# O QUE PEDIMOS:
• 1. Copie do texto sobre Macunaíma, sem mudar nada, o trecho que começa em "Segundo P. Gardiner" e vai até "descrição de Macunaíma.", com este incluído.
• 2. No texto sobre Macunaíma, liste todas as oposições que aparecem logo depois das palavras "as diversas oposições levantadas por Spengler".

# PÁGINA:
A influência de Oswald Spengler (1880-1936), outro
pensador alemão, na obra de Mário de Andrade é patente e reconhecida. Mário leu
e se inspirou na obra “A decadência do Ocidente” e em diversas passagens de
Macunaíma reconhecemos imagens spenglerianas.
Segundo P. Gardiner (1995), Spengler dá preferência
“ao instinto, em oposição ao entendimento, à vida no campo em oposição à vda na
cidade, a fé e o respeito pela tradição em oposição ao cálculo racional e ao
interesse próprio, à intuição e à imaginação em oposição à análise e ao método
científico”. Ainda para Spengler, “uma cultura nasce no momento em que uma
grande alma despertar do seu estado primitivo e se surpreender do eterno
infantilismo humano; quando uma forma surgir em meio do informe; quando algo
limitado, transitório, originar-se no ilimitado, contínuo. Floresce então no
solo de uma paisagem perfeitamente restrita, à qual se apega, qual planta”.
Isto é, com algumas modificações, a descrição de Macunaíma.
Vejamos:
Macunaíma é essa alma adormecida que nasce do ilimitado (o “silêncio tão
grande”) no “fundo do mato virgem”, portanto, muito longe da cidade; ele usa
sua mágica (intuição) para agir e prever as coisas. Mas nosso herói ficará para
sempre “carinha enjoativa de piá”, pois enganara as tradições folclóricas, que
ora defende ora se afasta delas (defende o Pai do Mutum mas foge de Capei); age sempre por interesse
próprio, não tem caráter; e não se apega “qual planta” à sua paisagem.
Percebemos
no livro as diversas oposições levantadas por Spengler: destino x causalidade,
cultura x civilização, história x natureza, crescimento e vida x decadência e
morte. Aliás, a oposição principal de Macunaíma não é a do herói com o gigante
Venceslau Pietro Pietra, mas sim a oposição entre a mata tropical e a cidade
temperada, ou seja, a oposição entre cultura (tradição) e civilização, que é
oposição básica de Spengler.
No
percurso do “herói de nossa gente”, Mário tenta construir a cultura brasileira,
segundo os conceitos de Spengler, para quem “as massas de seres humanos fluem
numa corrente sem obstáculos, da qual surge de vez em quando a Kultur
autoconsciente”; porém, a falta de caráter do herói não possibilita o
surgimento da cultura brasileira. Além disso, o herói de nossa gente encontra
obstáculos na sua vida, quando está se desenvolvendo: ele se depara com o roubo
da muiraquitã (cultura brasileira) pelo gigante Piaimã – o Brasil ao tentar
construir sua unidade cultural encontra a Europa no meio do percurso.

# LINHAS LISTADAS:
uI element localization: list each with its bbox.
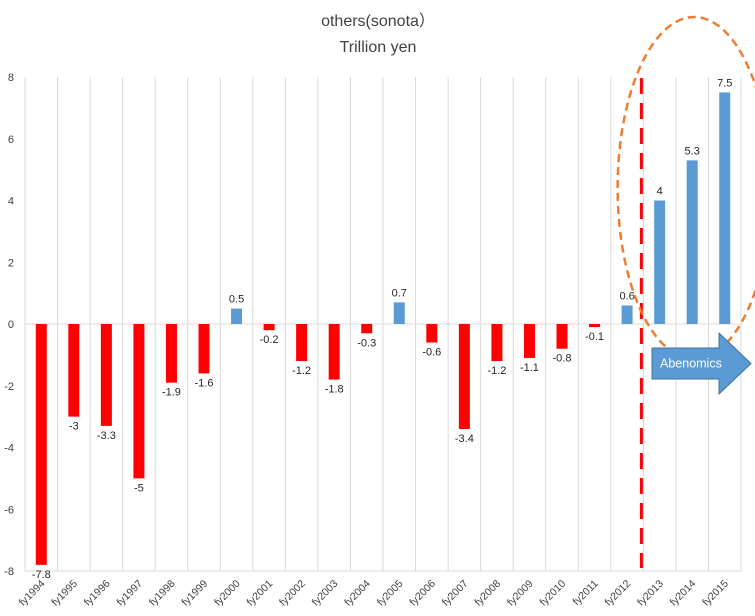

==

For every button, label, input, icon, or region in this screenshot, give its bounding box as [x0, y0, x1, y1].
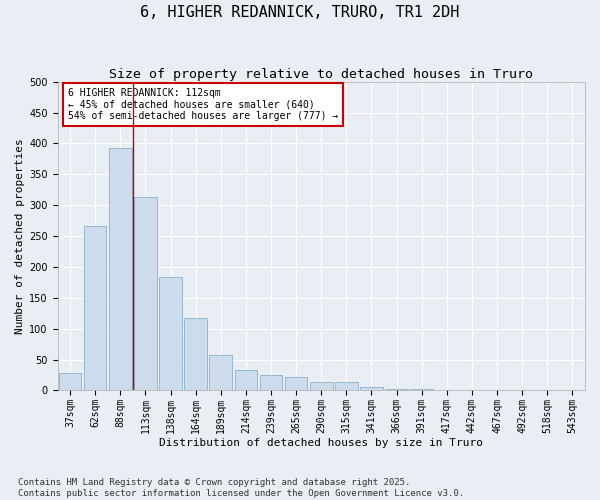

# RESPOSTAS POR TAREFA:
• 1.
Segundo P. Gardiner (1995), Spengler dá preferência
“ao instinto, em oposição ao entendimento, à vida no campo em oposição à vda na
cidade, a fé e o respeito pela tradição em oposição ao cálculo racional e ao
interesse próprio, à intuição e à imaginação em oposição à análise e ao método
científico”. Ainda para Spengler, “uma cultura nasce no momento em que uma
grande alma despertar do seu estado primitivo e se surpreender do eterno
infantilismo humano; quando uma forma surgir em meio do informe; quando algo
limitado, transitório, originar-se no ilimitado, contínuo. Floresce então no
solo de uma paisagem perfeitamente restrita, à qual se apega, qual planta”.
Isto é, com algumas modificações, a descrição de Macunaíma.

• 2.
- destino x causalidade
- cultura x civilização
- história x natureza
- crescimento e vida x decadência e morte